INSTRUCTIONS TO FOLLOW — In the listing below, copy out verbatim every line from the one containing "345, 81, 357]" through the one containing "300, 1247, 334]", including both of those lines.

────

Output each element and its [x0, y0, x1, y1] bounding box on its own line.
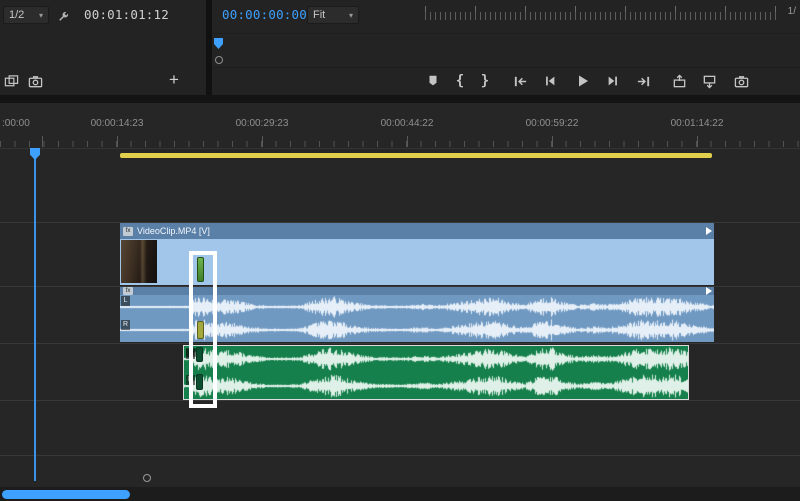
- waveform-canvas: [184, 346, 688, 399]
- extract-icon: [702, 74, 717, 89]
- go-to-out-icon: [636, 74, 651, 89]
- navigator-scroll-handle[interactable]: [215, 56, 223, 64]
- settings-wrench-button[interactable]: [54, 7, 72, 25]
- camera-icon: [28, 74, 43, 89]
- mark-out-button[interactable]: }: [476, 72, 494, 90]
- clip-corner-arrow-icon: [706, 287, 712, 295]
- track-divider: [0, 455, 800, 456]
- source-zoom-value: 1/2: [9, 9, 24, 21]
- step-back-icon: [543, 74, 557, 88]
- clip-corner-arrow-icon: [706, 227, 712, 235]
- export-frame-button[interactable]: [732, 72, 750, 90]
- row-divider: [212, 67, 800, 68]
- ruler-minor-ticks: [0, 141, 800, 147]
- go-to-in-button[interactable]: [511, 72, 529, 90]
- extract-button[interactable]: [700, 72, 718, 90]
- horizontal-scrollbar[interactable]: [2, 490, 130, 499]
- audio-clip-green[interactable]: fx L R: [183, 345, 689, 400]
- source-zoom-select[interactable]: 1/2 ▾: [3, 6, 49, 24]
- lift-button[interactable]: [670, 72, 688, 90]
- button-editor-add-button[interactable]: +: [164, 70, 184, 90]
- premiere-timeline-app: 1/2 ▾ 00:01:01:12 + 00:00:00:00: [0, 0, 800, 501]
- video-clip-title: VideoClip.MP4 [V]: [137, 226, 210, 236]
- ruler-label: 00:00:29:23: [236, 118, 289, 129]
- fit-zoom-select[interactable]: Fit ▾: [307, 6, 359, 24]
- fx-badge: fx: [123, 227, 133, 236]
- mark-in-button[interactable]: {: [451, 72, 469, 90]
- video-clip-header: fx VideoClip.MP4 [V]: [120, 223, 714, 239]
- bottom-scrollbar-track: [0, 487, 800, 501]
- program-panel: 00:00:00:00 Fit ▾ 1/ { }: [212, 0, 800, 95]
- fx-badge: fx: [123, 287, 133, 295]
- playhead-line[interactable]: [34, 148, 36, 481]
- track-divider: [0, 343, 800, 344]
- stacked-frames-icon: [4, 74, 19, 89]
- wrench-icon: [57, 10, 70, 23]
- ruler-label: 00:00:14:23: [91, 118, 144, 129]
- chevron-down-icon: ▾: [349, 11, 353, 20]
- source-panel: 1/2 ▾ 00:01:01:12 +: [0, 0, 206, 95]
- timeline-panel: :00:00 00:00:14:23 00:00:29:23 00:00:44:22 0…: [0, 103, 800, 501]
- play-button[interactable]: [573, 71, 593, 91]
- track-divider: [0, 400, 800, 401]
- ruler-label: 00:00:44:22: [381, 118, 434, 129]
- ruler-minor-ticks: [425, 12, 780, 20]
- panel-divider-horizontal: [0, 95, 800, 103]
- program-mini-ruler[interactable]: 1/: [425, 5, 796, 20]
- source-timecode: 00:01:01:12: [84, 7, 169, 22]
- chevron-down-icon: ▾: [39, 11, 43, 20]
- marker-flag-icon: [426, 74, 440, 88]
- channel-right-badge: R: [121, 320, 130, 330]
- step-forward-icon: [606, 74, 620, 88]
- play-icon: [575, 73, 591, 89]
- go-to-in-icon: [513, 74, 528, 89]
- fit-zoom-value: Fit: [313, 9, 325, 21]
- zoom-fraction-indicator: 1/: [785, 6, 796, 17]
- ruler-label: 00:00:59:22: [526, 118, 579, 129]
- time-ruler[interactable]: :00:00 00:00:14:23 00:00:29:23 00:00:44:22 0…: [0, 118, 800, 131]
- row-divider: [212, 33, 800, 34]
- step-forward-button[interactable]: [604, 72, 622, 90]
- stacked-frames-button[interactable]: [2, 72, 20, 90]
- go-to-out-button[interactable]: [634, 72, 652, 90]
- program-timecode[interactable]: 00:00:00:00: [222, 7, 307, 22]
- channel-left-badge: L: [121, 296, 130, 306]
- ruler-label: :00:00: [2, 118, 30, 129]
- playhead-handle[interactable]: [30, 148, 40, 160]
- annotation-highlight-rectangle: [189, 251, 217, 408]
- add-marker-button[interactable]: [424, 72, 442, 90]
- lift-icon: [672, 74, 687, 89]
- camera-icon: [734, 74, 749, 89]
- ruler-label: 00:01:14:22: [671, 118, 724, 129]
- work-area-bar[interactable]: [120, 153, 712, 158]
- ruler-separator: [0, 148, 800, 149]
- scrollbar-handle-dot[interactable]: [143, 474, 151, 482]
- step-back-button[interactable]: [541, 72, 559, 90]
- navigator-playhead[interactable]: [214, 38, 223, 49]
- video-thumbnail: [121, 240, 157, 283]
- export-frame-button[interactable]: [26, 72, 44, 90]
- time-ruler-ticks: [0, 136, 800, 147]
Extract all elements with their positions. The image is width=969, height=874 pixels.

────

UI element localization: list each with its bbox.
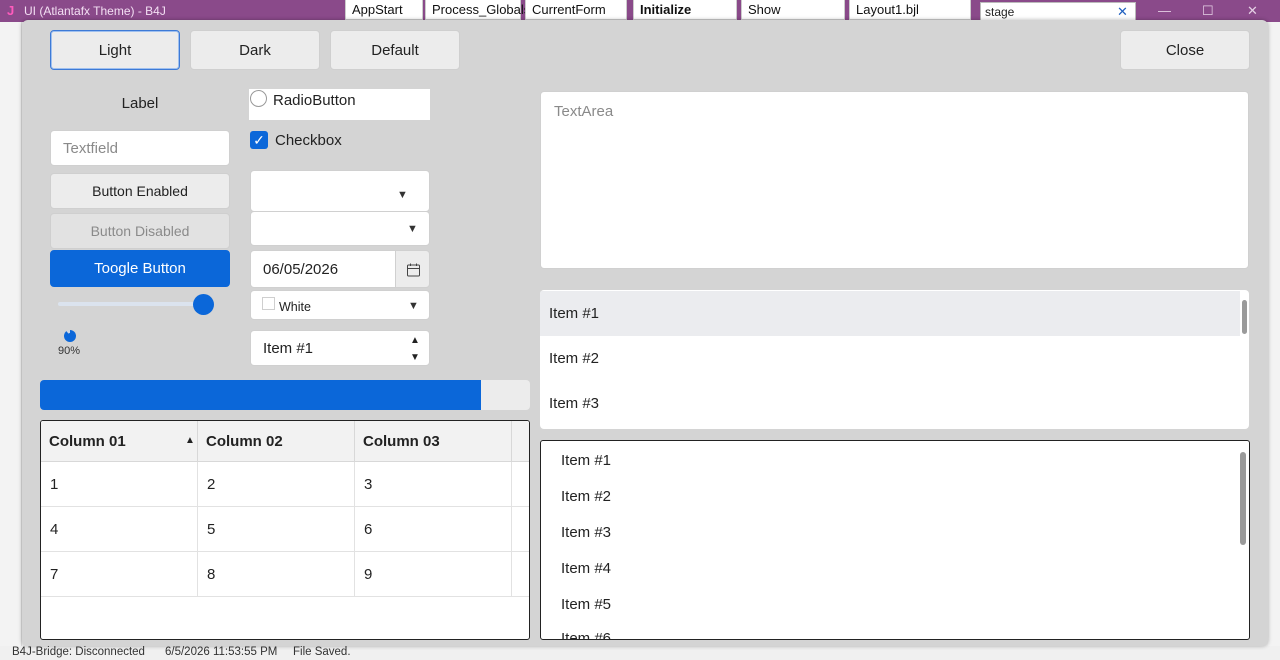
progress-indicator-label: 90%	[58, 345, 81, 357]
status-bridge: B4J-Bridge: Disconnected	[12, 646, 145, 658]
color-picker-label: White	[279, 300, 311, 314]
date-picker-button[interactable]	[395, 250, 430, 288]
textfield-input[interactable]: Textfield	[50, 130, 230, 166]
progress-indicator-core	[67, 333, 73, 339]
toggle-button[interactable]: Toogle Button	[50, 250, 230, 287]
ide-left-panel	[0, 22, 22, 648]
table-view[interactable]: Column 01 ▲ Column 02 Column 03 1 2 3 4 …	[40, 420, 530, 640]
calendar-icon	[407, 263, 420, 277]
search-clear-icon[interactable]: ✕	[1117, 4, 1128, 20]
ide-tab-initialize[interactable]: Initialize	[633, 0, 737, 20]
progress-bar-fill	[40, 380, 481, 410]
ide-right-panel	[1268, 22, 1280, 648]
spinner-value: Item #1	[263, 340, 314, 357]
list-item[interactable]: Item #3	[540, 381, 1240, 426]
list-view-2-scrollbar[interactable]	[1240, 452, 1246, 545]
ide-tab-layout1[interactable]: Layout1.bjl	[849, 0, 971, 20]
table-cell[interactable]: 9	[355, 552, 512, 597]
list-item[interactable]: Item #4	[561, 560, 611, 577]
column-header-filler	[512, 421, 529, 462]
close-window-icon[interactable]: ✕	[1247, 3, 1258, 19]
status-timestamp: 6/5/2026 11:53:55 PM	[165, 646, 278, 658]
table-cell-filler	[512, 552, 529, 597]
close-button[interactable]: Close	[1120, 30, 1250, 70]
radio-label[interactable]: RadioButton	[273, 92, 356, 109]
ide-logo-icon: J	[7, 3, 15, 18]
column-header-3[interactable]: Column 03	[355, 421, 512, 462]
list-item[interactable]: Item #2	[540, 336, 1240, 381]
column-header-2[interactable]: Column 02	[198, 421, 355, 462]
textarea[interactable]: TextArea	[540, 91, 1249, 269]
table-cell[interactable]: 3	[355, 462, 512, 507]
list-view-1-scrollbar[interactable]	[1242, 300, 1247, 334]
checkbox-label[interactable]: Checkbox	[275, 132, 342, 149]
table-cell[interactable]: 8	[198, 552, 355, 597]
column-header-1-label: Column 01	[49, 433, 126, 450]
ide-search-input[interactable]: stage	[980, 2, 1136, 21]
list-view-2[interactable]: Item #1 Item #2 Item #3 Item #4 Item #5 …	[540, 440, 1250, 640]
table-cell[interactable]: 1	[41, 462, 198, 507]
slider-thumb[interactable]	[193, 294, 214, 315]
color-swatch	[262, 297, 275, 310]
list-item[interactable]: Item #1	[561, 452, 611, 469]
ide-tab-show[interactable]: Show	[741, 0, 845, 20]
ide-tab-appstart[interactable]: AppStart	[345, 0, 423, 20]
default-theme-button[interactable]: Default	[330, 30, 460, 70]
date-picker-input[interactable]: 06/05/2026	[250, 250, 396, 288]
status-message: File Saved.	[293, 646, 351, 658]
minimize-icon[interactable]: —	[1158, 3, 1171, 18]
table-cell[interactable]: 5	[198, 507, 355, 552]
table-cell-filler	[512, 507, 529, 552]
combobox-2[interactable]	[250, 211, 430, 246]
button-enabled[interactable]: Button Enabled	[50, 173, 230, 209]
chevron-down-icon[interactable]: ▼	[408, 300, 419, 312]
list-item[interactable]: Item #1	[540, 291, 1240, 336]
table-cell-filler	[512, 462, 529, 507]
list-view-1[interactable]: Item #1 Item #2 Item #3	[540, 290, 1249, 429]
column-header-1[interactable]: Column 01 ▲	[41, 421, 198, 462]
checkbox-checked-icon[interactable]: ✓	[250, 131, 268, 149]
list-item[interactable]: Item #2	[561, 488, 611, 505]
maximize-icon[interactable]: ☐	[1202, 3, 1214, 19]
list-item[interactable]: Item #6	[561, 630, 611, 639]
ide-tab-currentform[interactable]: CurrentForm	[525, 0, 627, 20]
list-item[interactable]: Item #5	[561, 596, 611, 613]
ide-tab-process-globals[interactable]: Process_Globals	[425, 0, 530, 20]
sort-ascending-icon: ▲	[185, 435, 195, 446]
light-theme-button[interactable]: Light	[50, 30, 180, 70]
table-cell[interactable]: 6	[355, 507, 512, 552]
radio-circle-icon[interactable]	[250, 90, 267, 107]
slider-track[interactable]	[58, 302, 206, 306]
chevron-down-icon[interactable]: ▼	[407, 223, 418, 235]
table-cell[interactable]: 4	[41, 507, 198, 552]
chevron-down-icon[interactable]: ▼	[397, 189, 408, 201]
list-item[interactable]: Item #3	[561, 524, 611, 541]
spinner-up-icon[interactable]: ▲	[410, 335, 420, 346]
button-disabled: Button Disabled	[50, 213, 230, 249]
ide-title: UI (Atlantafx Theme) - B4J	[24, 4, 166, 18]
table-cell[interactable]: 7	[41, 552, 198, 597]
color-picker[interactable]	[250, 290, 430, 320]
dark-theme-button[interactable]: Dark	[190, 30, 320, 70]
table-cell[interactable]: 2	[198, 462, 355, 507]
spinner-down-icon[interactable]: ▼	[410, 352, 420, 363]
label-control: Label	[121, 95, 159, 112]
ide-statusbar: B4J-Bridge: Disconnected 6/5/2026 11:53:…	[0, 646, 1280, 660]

────

COMPLETE ANSWER —
progress-indicator-label: 90%	[58, 345, 81, 357]
status-bridge: B4J-Bridge: Disconnected	[12, 646, 145, 658]
color-picker-label: White	[279, 300, 311, 314]
date-picker-button[interactable]	[395, 250, 430, 288]
textfield-input[interactable]: Textfield	[50, 130, 230, 166]
progress-indicator-core	[67, 333, 73, 339]
toggle-button[interactable]: Toogle Button	[50, 250, 230, 287]
ide-left-panel	[0, 22, 22, 648]
table-view[interactable]: Column 01 ▲ Column 02 Column 03 1 2 3 4 …	[40, 420, 530, 640]
calendar-icon	[407, 263, 420, 277]
search-clear-icon[interactable]: ✕	[1117, 4, 1128, 20]
ide-tab-initialize[interactable]: Initialize	[633, 0, 737, 20]
progress-bar-fill	[40, 380, 481, 410]
ide-right-panel	[1268, 22, 1280, 648]
spinner-value: Item #1	[263, 340, 314, 357]
list-item[interactable]: Item #3	[540, 381, 1240, 426]
list-view-2-scrollbar[interactable]	[1240, 452, 1246, 545]
ide-tab-layout1[interactable]: Layout1.bjl	[849, 0, 971, 20]
table-cell[interactable]: 9	[355, 552, 512, 597]
list-item[interactable]: Item #4	[561, 560, 611, 577]
column-header-filler	[512, 421, 529, 462]
close-window-icon[interactable]: ✕	[1247, 3, 1258, 19]
status-timestamp: 6/5/2026 11:53:55 PM	[165, 646, 278, 658]
table-cell-filler	[512, 552, 529, 597]
close-button[interactable]: Close	[1120, 30, 1250, 70]
radio-label[interactable]: RadioButton	[273, 92, 356, 109]
ide-logo-icon: J	[7, 3, 15, 18]
column-header-3[interactable]: Column 03	[355, 421, 512, 462]
list-item[interactable]: Item #2	[540, 336, 1240, 381]
column-header-2[interactable]: Column 02	[198, 421, 355, 462]
textarea[interactable]: TextArea	[540, 91, 1249, 269]
table-cell[interactable]: 3	[355, 462, 512, 507]
list-view-1-scrollbar[interactable]	[1242, 300, 1247, 334]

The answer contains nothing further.